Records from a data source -
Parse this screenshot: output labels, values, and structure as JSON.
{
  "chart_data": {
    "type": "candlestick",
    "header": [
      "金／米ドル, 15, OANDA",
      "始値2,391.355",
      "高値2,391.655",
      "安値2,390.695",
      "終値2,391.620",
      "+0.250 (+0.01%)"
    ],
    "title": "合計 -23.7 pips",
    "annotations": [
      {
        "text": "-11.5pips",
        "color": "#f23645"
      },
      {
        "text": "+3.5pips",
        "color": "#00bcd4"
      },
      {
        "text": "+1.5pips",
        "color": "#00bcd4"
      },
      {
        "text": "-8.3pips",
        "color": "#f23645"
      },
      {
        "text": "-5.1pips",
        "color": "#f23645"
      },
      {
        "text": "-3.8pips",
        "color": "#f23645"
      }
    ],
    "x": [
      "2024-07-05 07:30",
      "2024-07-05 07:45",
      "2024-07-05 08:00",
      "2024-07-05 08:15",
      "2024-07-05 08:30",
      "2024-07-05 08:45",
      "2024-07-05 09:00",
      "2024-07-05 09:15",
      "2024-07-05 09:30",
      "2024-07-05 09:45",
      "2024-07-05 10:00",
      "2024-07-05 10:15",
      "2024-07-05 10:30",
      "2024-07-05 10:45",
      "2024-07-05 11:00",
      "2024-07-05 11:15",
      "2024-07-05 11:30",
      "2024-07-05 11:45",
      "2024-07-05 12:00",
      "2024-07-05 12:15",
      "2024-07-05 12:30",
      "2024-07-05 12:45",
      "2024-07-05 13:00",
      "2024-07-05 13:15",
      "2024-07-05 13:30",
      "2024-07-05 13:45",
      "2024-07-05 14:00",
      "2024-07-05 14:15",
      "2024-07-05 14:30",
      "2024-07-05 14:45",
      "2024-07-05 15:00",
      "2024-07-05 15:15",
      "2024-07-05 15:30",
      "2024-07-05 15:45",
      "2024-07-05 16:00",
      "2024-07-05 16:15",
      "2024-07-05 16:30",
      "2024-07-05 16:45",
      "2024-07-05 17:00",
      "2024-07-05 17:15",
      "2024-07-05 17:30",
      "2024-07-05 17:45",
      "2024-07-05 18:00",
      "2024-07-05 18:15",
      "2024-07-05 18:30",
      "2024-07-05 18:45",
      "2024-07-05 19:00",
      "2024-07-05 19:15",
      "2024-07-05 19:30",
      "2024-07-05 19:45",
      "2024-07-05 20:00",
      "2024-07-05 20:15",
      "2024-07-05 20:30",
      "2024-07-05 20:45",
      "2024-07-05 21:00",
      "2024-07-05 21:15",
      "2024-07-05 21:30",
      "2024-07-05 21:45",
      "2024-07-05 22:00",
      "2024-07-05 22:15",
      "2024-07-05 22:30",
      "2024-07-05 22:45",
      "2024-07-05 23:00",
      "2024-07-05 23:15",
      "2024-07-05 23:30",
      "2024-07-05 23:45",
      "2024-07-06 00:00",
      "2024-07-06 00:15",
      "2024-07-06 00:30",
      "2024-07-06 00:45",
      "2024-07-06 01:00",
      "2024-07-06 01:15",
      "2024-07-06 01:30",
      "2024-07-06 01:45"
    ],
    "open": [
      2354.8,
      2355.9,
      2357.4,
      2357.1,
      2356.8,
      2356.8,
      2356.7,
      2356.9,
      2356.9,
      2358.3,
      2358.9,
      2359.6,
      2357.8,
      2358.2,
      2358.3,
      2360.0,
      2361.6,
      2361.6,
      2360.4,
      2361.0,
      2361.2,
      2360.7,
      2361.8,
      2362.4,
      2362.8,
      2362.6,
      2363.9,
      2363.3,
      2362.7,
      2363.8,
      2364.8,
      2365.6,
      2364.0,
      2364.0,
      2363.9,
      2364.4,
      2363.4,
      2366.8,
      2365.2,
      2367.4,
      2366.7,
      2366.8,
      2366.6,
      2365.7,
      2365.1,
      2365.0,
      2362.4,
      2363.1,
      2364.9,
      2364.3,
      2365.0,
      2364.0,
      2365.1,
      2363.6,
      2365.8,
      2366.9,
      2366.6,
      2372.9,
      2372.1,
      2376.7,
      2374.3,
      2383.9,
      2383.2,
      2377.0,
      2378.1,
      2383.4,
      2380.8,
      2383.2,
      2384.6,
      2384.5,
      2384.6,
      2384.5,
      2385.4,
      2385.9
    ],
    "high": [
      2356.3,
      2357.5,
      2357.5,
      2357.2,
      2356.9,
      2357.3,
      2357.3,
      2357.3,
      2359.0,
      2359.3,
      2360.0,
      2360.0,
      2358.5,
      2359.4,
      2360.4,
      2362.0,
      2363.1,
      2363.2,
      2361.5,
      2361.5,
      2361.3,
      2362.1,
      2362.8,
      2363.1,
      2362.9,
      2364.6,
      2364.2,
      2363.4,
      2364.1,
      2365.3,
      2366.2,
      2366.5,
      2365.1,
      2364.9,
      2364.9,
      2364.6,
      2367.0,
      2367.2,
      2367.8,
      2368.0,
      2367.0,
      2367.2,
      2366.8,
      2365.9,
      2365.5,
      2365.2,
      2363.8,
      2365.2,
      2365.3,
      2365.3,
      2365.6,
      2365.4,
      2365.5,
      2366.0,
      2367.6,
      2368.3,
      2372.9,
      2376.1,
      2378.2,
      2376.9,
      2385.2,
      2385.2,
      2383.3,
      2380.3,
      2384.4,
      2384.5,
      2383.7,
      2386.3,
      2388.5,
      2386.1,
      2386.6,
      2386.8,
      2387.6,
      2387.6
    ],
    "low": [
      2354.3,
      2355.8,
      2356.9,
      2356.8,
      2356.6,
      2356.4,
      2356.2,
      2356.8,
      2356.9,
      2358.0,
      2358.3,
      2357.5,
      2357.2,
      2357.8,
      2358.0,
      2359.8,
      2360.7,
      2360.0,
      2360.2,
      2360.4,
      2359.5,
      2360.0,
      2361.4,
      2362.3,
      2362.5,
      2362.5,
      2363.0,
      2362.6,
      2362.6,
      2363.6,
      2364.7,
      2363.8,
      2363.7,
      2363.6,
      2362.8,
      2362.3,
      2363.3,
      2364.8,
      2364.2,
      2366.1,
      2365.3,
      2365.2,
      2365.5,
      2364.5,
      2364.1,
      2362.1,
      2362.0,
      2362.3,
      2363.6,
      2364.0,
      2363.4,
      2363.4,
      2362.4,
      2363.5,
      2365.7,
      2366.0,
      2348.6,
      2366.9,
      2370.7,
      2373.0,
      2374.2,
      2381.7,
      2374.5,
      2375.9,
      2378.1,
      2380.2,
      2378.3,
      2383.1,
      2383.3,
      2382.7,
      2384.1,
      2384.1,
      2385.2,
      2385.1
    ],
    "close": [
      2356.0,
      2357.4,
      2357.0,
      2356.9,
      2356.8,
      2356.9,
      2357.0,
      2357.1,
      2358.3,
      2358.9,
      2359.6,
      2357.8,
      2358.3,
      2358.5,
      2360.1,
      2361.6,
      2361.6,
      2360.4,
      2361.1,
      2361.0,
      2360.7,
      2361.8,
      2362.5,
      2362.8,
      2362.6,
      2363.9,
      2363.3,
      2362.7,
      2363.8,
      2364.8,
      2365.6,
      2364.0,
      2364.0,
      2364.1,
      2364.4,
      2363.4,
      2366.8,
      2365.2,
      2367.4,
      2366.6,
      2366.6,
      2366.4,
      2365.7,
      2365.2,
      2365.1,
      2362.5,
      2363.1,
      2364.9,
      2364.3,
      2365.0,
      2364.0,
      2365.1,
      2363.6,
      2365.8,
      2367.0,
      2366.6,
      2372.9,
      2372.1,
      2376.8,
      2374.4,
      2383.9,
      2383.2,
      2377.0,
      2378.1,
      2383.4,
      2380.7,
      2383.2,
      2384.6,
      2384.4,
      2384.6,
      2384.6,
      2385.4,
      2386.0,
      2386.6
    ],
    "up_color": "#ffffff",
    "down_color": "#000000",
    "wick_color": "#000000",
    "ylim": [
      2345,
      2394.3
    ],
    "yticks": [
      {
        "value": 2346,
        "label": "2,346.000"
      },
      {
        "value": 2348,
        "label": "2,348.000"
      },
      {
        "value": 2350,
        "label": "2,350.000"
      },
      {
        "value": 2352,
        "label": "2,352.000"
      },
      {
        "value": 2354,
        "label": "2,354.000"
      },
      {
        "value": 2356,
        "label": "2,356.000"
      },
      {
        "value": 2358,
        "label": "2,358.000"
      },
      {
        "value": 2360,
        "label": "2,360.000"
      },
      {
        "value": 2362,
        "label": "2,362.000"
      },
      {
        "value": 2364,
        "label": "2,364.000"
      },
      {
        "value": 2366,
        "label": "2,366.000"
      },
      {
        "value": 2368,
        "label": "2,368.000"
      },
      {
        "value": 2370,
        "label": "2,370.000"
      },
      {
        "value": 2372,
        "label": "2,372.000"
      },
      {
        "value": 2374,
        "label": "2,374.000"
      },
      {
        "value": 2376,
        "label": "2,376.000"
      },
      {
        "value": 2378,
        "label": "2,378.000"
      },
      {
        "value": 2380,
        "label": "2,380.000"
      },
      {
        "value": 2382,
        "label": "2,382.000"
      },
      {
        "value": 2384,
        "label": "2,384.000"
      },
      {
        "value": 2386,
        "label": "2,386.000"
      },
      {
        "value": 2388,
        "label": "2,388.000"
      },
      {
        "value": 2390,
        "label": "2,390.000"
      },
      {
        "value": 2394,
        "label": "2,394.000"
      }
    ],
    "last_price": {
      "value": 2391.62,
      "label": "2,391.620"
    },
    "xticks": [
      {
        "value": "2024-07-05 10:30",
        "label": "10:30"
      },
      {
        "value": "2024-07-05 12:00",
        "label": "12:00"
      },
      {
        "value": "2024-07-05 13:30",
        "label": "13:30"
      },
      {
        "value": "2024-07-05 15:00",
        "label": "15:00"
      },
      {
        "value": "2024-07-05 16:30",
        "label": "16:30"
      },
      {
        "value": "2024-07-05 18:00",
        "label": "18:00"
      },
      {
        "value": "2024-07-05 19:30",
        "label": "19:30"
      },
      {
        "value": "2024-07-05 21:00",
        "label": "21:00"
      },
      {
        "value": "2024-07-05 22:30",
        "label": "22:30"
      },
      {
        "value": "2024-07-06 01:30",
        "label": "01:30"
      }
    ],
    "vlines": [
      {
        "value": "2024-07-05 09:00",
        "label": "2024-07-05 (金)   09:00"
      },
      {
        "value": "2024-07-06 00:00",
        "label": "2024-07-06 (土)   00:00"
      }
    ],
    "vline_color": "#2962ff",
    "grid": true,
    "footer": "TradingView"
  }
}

Exercise task - Copy every line of the material in which the word "text" occurs.

Expected answer -
        "text": "-11.5pips",
        "text": "+3.5pips",
        "text": "+1.5pips",
        "text": "-8.3pips",
        "text": "-5.1pips",
        "text": "-3.8pips",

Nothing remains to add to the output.